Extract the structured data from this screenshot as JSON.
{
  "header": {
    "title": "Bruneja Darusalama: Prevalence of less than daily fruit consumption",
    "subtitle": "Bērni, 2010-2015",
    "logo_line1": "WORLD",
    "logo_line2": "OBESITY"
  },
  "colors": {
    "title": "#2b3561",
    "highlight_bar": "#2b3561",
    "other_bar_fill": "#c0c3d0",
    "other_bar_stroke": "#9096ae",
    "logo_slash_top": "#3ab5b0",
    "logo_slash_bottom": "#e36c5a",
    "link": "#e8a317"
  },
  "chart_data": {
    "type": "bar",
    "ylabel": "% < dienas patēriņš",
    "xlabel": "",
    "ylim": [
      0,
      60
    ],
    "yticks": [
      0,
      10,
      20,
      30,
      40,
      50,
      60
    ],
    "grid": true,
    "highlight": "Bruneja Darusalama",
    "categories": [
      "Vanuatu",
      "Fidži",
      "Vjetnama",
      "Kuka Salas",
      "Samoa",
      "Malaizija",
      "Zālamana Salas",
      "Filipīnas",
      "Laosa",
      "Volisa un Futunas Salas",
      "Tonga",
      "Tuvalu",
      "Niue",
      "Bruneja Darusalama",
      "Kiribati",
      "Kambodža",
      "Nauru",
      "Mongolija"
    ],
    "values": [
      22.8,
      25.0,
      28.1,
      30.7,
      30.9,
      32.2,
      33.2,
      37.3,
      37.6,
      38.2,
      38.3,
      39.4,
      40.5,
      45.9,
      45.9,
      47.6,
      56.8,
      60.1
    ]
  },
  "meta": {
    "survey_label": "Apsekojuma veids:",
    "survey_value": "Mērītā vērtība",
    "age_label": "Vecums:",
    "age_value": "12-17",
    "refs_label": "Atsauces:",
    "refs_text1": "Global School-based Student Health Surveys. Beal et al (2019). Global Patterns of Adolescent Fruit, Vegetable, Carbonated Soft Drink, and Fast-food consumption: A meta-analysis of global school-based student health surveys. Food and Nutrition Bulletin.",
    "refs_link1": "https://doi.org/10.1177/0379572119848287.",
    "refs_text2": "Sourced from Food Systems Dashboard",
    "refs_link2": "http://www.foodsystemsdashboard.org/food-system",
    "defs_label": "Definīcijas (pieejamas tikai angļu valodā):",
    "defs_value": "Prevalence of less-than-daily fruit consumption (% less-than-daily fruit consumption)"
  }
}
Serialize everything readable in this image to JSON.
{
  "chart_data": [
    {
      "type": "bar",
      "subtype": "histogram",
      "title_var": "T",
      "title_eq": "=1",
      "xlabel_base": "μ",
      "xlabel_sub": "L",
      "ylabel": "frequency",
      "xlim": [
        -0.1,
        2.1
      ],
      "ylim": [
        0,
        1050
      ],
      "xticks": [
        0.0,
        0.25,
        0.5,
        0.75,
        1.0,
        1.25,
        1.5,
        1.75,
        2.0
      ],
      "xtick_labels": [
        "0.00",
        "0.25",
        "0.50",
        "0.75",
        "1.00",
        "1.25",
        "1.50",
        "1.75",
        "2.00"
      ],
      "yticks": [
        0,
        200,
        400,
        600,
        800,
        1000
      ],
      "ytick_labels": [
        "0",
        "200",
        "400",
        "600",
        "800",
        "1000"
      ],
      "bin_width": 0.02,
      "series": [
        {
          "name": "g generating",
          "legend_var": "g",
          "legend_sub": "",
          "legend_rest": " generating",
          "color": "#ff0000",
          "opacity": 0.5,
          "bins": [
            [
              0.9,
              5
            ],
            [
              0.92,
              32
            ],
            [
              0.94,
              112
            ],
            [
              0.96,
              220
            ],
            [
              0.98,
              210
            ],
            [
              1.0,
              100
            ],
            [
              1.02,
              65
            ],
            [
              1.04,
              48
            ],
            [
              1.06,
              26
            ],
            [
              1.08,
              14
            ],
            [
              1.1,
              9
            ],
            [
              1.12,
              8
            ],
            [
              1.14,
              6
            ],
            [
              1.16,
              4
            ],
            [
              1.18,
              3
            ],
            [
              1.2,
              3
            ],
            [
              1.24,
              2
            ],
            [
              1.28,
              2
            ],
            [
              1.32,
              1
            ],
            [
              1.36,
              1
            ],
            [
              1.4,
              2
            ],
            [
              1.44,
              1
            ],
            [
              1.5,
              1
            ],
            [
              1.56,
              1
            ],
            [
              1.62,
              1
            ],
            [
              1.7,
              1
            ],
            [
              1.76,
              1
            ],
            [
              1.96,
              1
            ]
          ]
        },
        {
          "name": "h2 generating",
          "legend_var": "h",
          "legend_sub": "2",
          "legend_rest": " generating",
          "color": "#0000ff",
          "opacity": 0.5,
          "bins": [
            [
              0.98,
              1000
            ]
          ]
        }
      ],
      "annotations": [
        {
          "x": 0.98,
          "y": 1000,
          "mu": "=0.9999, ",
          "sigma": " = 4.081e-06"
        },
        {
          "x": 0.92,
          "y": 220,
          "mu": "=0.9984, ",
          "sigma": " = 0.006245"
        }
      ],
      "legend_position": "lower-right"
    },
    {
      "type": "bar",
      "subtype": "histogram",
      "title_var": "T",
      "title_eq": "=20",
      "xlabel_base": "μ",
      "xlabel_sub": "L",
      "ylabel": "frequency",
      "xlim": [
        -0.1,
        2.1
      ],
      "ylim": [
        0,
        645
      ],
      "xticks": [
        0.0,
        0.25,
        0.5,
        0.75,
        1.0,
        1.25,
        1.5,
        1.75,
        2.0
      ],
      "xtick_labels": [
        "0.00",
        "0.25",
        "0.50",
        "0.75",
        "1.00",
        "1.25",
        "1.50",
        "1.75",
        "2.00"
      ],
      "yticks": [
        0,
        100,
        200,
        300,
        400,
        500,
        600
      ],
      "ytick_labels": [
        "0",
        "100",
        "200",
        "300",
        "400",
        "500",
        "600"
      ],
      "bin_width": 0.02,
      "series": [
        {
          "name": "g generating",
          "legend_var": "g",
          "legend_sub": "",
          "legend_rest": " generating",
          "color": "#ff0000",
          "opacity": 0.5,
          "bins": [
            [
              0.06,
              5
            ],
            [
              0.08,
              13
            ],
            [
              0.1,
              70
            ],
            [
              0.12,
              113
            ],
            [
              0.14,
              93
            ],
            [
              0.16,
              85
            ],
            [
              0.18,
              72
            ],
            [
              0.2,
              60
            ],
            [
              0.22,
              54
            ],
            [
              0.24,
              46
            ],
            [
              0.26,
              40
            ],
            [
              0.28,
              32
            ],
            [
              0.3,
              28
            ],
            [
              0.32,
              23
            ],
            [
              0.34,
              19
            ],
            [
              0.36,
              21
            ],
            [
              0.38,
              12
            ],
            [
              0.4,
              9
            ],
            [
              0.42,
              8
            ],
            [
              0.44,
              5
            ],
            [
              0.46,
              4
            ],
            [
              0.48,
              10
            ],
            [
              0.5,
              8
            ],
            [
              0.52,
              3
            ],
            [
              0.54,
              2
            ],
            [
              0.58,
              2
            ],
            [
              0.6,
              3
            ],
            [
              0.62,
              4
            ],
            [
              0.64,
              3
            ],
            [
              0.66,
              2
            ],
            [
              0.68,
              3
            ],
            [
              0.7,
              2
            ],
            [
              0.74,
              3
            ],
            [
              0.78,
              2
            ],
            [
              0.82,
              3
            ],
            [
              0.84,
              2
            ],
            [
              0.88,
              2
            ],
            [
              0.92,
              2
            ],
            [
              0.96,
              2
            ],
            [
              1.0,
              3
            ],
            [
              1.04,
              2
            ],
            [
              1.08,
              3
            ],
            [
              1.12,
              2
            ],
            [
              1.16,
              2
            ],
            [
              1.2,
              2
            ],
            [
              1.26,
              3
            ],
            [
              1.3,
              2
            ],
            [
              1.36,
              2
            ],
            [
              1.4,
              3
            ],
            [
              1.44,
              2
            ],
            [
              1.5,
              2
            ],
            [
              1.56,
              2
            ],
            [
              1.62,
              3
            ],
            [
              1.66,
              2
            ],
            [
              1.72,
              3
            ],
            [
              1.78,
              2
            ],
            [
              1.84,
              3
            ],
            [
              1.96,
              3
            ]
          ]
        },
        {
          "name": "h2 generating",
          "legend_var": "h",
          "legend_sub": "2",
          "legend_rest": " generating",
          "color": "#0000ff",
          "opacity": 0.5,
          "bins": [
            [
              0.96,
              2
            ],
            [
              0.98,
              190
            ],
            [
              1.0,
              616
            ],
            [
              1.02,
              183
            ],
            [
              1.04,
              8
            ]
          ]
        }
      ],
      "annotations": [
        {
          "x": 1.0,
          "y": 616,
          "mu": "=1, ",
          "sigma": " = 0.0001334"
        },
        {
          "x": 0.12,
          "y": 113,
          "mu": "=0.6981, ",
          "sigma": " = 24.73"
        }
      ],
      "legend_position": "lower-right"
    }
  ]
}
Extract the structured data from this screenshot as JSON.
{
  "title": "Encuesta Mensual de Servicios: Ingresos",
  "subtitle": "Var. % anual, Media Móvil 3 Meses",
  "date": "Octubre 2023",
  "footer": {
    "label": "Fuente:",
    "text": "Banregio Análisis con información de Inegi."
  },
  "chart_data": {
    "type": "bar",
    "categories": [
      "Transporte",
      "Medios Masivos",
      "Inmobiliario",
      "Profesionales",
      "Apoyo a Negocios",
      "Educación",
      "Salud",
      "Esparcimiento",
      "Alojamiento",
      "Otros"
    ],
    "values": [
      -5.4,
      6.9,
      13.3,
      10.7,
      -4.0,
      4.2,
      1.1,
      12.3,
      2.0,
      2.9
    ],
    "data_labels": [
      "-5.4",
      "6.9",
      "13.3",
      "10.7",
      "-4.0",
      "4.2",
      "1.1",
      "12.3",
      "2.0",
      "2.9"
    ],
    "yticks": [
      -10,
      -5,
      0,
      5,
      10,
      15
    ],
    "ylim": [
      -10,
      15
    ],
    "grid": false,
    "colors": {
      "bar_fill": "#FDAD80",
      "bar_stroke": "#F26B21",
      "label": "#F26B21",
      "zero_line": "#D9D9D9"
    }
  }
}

++++

**Given instruction**. Scan the listing above for the word "less" and show each line where it is found.

**Answer to this task**.
    "title": "Bruneja Darusalama: Prevalence of less than daily fruit consumption",
    "defs_value": "Prevalence of less-than-daily fruit consumption (% less-than-daily fruit consumption)"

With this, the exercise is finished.